**TASK DIRECTIONS**
Using the records below, give the number of lines where the word "shortcut" appears, with no further output.

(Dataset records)
========
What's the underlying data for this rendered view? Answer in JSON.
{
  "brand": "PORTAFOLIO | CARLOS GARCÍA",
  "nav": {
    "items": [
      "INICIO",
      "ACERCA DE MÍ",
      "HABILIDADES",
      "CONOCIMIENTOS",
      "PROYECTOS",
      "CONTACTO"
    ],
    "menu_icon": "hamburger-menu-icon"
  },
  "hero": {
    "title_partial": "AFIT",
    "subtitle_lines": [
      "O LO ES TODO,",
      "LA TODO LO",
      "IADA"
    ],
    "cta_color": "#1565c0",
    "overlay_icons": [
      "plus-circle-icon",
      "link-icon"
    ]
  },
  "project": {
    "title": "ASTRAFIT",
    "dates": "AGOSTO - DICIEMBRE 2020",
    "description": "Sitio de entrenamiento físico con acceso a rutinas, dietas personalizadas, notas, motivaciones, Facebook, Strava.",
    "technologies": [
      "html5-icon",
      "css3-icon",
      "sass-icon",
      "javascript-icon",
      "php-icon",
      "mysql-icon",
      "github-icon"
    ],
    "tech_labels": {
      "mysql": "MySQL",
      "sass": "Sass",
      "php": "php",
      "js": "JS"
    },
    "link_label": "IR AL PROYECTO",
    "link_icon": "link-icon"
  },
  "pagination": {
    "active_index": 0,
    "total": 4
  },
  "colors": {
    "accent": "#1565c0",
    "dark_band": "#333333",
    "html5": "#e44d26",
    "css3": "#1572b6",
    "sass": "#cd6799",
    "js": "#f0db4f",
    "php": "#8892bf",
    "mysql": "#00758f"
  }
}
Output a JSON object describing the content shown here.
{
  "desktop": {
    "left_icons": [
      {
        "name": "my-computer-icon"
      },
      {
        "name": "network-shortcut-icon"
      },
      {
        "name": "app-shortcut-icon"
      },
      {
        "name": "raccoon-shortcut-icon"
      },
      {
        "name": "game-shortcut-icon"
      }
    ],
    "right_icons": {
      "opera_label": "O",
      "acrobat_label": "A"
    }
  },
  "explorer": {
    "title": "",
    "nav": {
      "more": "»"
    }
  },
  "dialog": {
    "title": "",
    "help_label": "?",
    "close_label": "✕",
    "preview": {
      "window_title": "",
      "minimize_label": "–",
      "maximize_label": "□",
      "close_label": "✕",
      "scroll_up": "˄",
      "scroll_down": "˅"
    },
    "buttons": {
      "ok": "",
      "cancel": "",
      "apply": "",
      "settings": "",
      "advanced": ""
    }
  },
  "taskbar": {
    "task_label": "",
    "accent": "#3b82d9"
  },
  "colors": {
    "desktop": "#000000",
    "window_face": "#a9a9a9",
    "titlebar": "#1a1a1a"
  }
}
========
**RESULT FOR THIS TASK**
4